**Task statement**
Check each line of the records below for the word "name" and copy those where it appears.

**Input records**
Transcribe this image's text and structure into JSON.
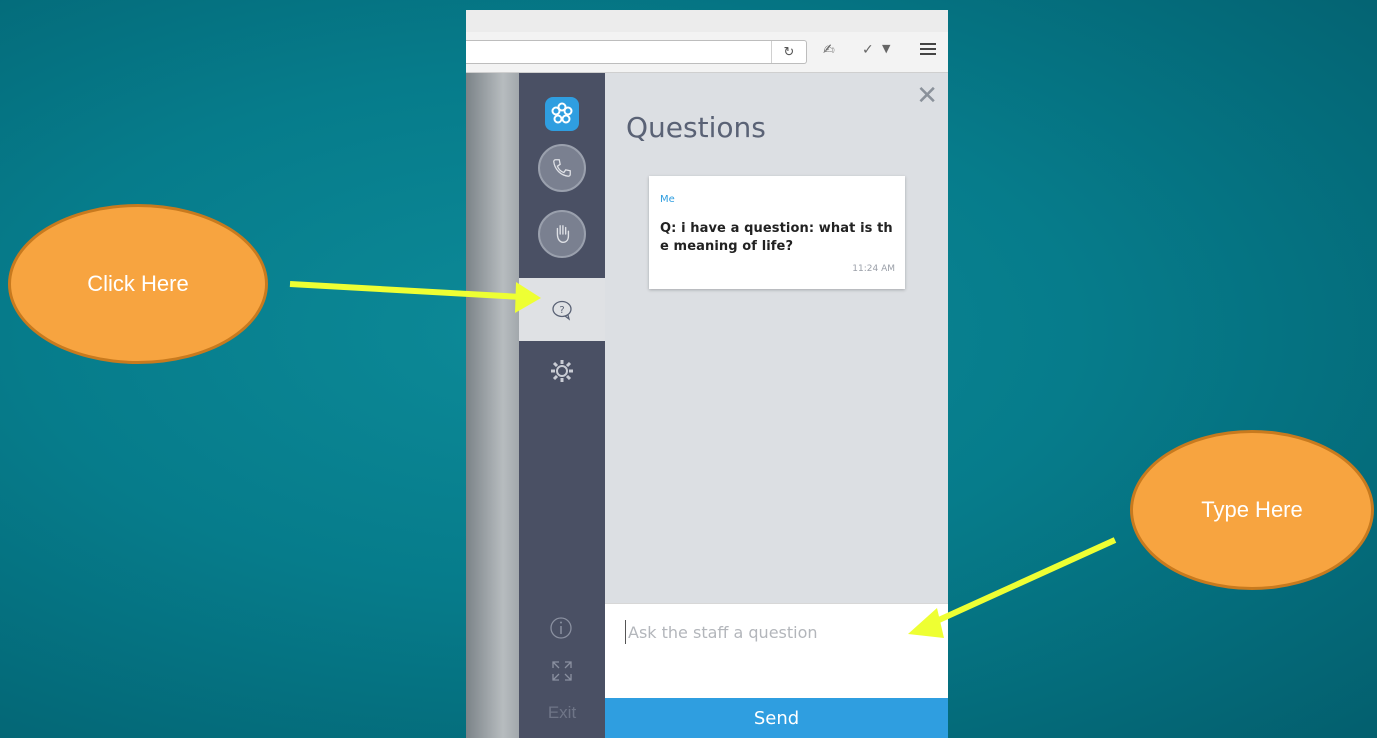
{
  "browser": {
    "reload_icon": "reload-icon",
    "menu_icon": "hamburger-menu-icon"
  },
  "sidebar": {
    "logo_icon": "flower-logo-icon",
    "items": [
      {
        "name": "call",
        "icon": "phone-icon"
      },
      {
        "name": "raise-hand",
        "icon": "hand-icon"
      },
      {
        "name": "questions",
        "icon": "question-bubble-icon",
        "active": true
      },
      {
        "name": "settings",
        "icon": "gear-icon"
      }
    ],
    "info_icon": "info-icon",
    "expand_icon": "expand-icon",
    "exit_label": "Exit"
  },
  "panel": {
    "title": "Questions",
    "close_icon": "close-icon",
    "messages": [
      {
        "author": "Me",
        "text": "Q: i have a question: what is th e meaning of life?",
        "time": "11:24 AM"
      }
    ],
    "input_placeholder": "Ask the staff a question",
    "send_label": "Send"
  },
  "annotations": {
    "click_here": "Click Here",
    "type_here": "Type Here",
    "callout_color": "#f7a440",
    "arrow_color": "#eeff33"
  },
  "colors": {
    "accent": "#2f9ee0",
    "sidebar": "#4a5064",
    "panel": "#dcdfe3"
  }
}
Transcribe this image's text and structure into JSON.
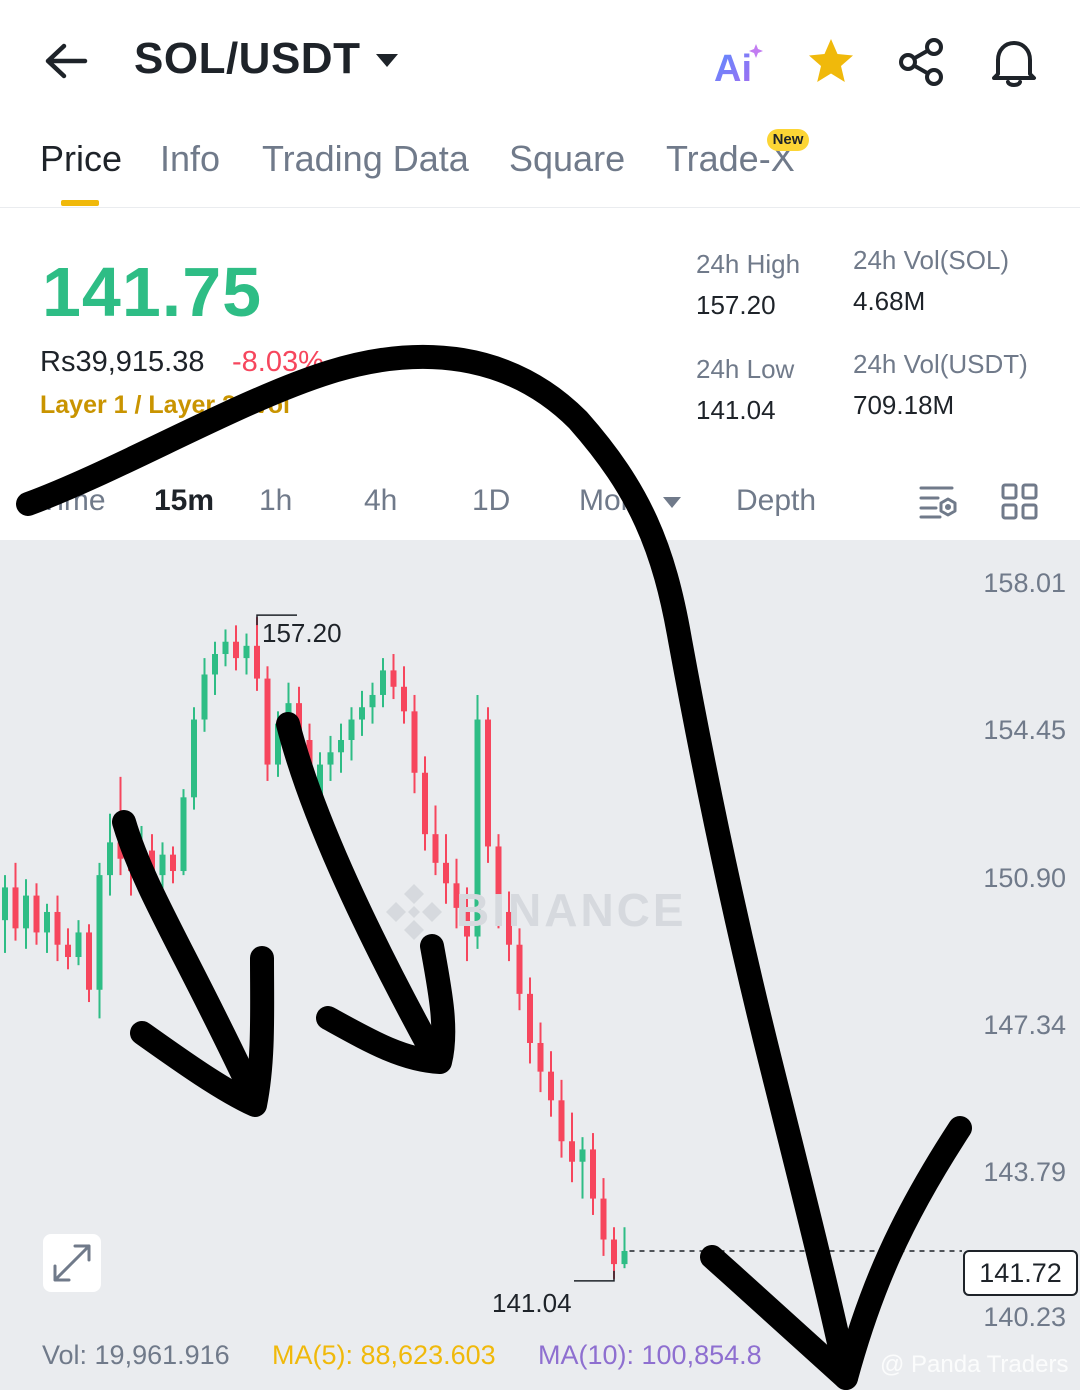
{
  "header": {
    "pair": "SOL/USDT",
    "icons": [
      "back-arrow-icon",
      "caret-down-icon",
      "ai-icon",
      "star-icon",
      "share-icon",
      "bell-icon"
    ],
    "ai_label": "Ai"
  },
  "tabs": [
    {
      "label": "Price",
      "active": true
    },
    {
      "label": "Info"
    },
    {
      "label": "Trading Data"
    },
    {
      "label": "Square"
    },
    {
      "label": "Trade-X",
      "badge": "New"
    }
  ],
  "ticker": {
    "last_price": "141.75",
    "fiat_price": "Rs39,915.38",
    "change_pct": "-8.03%",
    "category": "Layer 1 / Layer 2",
    "vol_tag": "Vol",
    "high_label": "24h High",
    "high_value": "157.20",
    "low_label": "24h Low",
    "low_value": "141.04",
    "vol_base_label": "24h Vol(SOL)",
    "vol_base_value": "4.68M",
    "vol_quote_label": "24h Vol(USDT)",
    "vol_quote_value": "709.18M"
  },
  "intervals": {
    "items": [
      "Time",
      "15m",
      "1h",
      "4h",
      "1D",
      "More",
      "Depth"
    ],
    "active": "15m"
  },
  "chart_data": {
    "type": "candlestick",
    "pair": "SOL/USDT",
    "interval": "15m",
    "y_ticks": [
      "158.01",
      "154.45",
      "150.90",
      "147.34",
      "143.79",
      "140.23"
    ],
    "ylim": [
      140.23,
      158.01
    ],
    "annotations": {
      "high": "157.20",
      "low": "141.04"
    },
    "current_price_tag": "141.72",
    "current_price": 141.72,
    "colors": {
      "up": "#2ebd85",
      "down": "#f6465d"
    },
    "candles": [
      {
        "o": 149.8,
        "h": 150.9,
        "l": 149.0,
        "c": 150.6
      },
      {
        "o": 150.6,
        "h": 151.2,
        "l": 149.3,
        "c": 149.6
      },
      {
        "o": 149.6,
        "h": 150.8,
        "l": 149.1,
        "c": 150.4
      },
      {
        "o": 150.4,
        "h": 150.7,
        "l": 149.2,
        "c": 149.5
      },
      {
        "o": 149.5,
        "h": 150.2,
        "l": 149.0,
        "c": 150.0
      },
      {
        "o": 150.0,
        "h": 150.4,
        "l": 148.8,
        "c": 149.2
      },
      {
        "o": 149.2,
        "h": 149.6,
        "l": 148.6,
        "c": 148.9
      },
      {
        "o": 148.9,
        "h": 149.8,
        "l": 148.7,
        "c": 149.5
      },
      {
        "o": 149.5,
        "h": 149.7,
        "l": 147.8,
        "c": 148.1
      },
      {
        "o": 148.1,
        "h": 151.2,
        "l": 147.4,
        "c": 150.9
      },
      {
        "o": 150.9,
        "h": 152.4,
        "l": 150.4,
        "c": 151.7
      },
      {
        "o": 151.7,
        "h": 153.3,
        "l": 150.9,
        "c": 151.3
      },
      {
        "o": 151.3,
        "h": 151.6,
        "l": 150.4,
        "c": 151.0
      },
      {
        "o": 151.0,
        "h": 152.1,
        "l": 150.6,
        "c": 151.5
      },
      {
        "o": 151.5,
        "h": 151.9,
        "l": 150.6,
        "c": 150.9
      },
      {
        "o": 150.9,
        "h": 151.7,
        "l": 150.5,
        "c": 151.4
      },
      {
        "o": 151.4,
        "h": 151.6,
        "l": 150.7,
        "c": 151.0
      },
      {
        "o": 151.0,
        "h": 153.0,
        "l": 150.9,
        "c": 152.8
      },
      {
        "o": 152.8,
        "h": 155.0,
        "l": 152.5,
        "c": 154.7
      },
      {
        "o": 154.7,
        "h": 156.2,
        "l": 154.4,
        "c": 155.8
      },
      {
        "o": 155.8,
        "h": 156.6,
        "l": 155.3,
        "c": 156.3
      },
      {
        "o": 156.3,
        "h": 156.9,
        "l": 156.0,
        "c": 156.6
      },
      {
        "o": 156.6,
        "h": 157.0,
        "l": 155.9,
        "c": 156.2
      },
      {
        "o": 156.2,
        "h": 156.8,
        "l": 155.8,
        "c": 156.5
      },
      {
        "o": 156.5,
        "h": 157.2,
        "l": 155.4,
        "c": 155.7
      },
      {
        "o": 155.7,
        "h": 156.0,
        "l": 153.2,
        "c": 153.6
      },
      {
        "o": 153.6,
        "h": 154.9,
        "l": 153.3,
        "c": 154.6
      },
      {
        "o": 154.6,
        "h": 155.6,
        "l": 154.2,
        "c": 155.1
      },
      {
        "o": 155.1,
        "h": 155.5,
        "l": 153.9,
        "c": 154.2
      },
      {
        "o": 154.2,
        "h": 154.6,
        "l": 152.3,
        "c": 152.8
      },
      {
        "o": 152.8,
        "h": 153.9,
        "l": 152.3,
        "c": 153.6
      },
      {
        "o": 153.6,
        "h": 154.3,
        "l": 153.2,
        "c": 153.9
      },
      {
        "o": 153.9,
        "h": 154.6,
        "l": 153.4,
        "c": 154.2
      },
      {
        "o": 154.2,
        "h": 155.0,
        "l": 153.7,
        "c": 154.7
      },
      {
        "o": 154.7,
        "h": 155.4,
        "l": 154.3,
        "c": 155.0
      },
      {
        "o": 155.0,
        "h": 155.6,
        "l": 154.6,
        "c": 155.3
      },
      {
        "o": 155.3,
        "h": 156.2,
        "l": 155.0,
        "c": 155.9
      },
      {
        "o": 155.9,
        "h": 156.3,
        "l": 155.2,
        "c": 155.5
      },
      {
        "o": 155.5,
        "h": 156.0,
        "l": 154.6,
        "c": 154.9
      },
      {
        "o": 154.9,
        "h": 155.3,
        "l": 152.9,
        "c": 153.4
      },
      {
        "o": 153.4,
        "h": 153.8,
        "l": 151.5,
        "c": 151.9
      },
      {
        "o": 151.9,
        "h": 152.6,
        "l": 150.9,
        "c": 151.2
      },
      {
        "o": 151.2,
        "h": 151.9,
        "l": 150.2,
        "c": 150.7
      },
      {
        "o": 150.7,
        "h": 151.3,
        "l": 149.6,
        "c": 150.1
      },
      {
        "o": 150.1,
        "h": 150.6,
        "l": 148.8,
        "c": 149.4
      },
      {
        "o": 149.4,
        "h": 155.3,
        "l": 149.1,
        "c": 154.7
      },
      {
        "o": 154.7,
        "h": 155.0,
        "l": 151.2,
        "c": 151.6
      },
      {
        "o": 151.6,
        "h": 151.9,
        "l": 149.6,
        "c": 150.0
      },
      {
        "o": 150.0,
        "h": 150.5,
        "l": 148.8,
        "c": 149.2
      },
      {
        "o": 149.2,
        "h": 149.6,
        "l": 147.6,
        "c": 148.0
      },
      {
        "o": 148.0,
        "h": 148.4,
        "l": 146.3,
        "c": 146.8
      },
      {
        "o": 146.8,
        "h": 147.3,
        "l": 145.6,
        "c": 146.1
      },
      {
        "o": 146.1,
        "h": 146.6,
        "l": 145.0,
        "c": 145.4
      },
      {
        "o": 145.4,
        "h": 145.9,
        "l": 144.0,
        "c": 144.4
      },
      {
        "o": 144.4,
        "h": 145.1,
        "l": 143.4,
        "c": 143.9
      },
      {
        "o": 143.9,
        "h": 144.5,
        "l": 143.0,
        "c": 144.2
      },
      {
        "o": 144.2,
        "h": 144.6,
        "l": 142.6,
        "c": 143.0
      },
      {
        "o": 143.0,
        "h": 143.5,
        "l": 141.6,
        "c": 142.0
      },
      {
        "o": 142.0,
        "h": 142.3,
        "l": 141.04,
        "c": 141.4
      },
      {
        "o": 141.4,
        "h": 142.3,
        "l": 141.3,
        "c": 141.72
      }
    ]
  },
  "volume_bar": {
    "vol_label": "Vol: 19,961.916",
    "ma5_label": "MA(5): 88,623.603",
    "ma10_label": "MA(10): 100,854.8",
    "colors": {
      "vol": "#707a8a",
      "ma5": "#f0b90b",
      "ma10": "#8e6fd0"
    }
  },
  "watermark": {
    "text": "BINANCE"
  },
  "credit": "@ Panda Traders"
}
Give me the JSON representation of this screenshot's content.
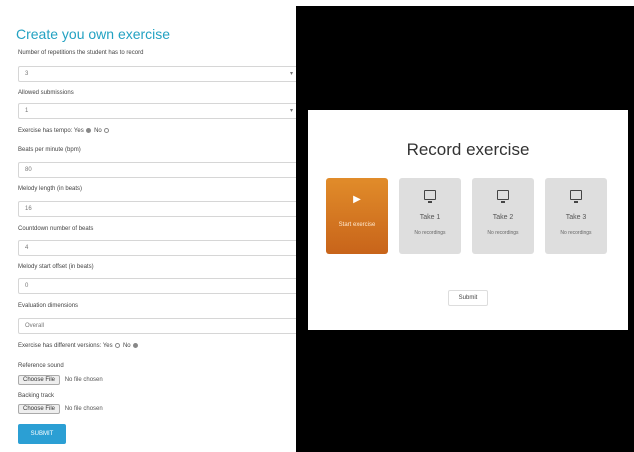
{
  "form": {
    "title": "Create you own exercise",
    "repetitions_label": "Number of repetitions the student has to record",
    "repetitions_value": "3",
    "submissions_label": "Allowed submissions",
    "submissions_value": "1",
    "tempo_label": "Exercise has tempo:",
    "tempo_yes": "Yes",
    "tempo_no": "No",
    "bpm_label": "Beats per minute (bpm)",
    "bpm_value": "80",
    "melody_length_label": "Melody length (in beats)",
    "melody_length_value": "16",
    "countdown_label": "Countdown number of beats",
    "countdown_value": "4",
    "melody_offset_label": "Melody start offset (in beats)",
    "melody_offset_value": "0",
    "evaluation_label": "Evaluation dimensions",
    "evaluation_value": "Overall",
    "versions_label": "Exercise has different versions:",
    "versions_yes": "Yes",
    "versions_no": "No",
    "reference_label": "Reference sound",
    "backing_label": "Backing track",
    "choose_file": "Choose File",
    "no_file": "No file chosen",
    "submit_label": "SUBMIT"
  },
  "recorder": {
    "title": "Record exercise",
    "start_label": "Start exercise",
    "takes": [
      {
        "label": "Take 1",
        "status": "No recordings"
      },
      {
        "label": "Take 2",
        "status": "No recordings"
      },
      {
        "label": "Take 3",
        "status": "No recordings"
      }
    ],
    "submit_label": "Submit"
  },
  "colors": {
    "accent": "#23a2c2",
    "submit_button": "#2b9fd4",
    "start_tile": "#d97a22",
    "take_tile": "#dedede"
  },
  "icons": {
    "play": "play-icon",
    "take": "monitor-record-icon"
  }
}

**Final result**
        "name": "call",
        "name": "raise-hand",
        "name": "questions",
        "name": "settings",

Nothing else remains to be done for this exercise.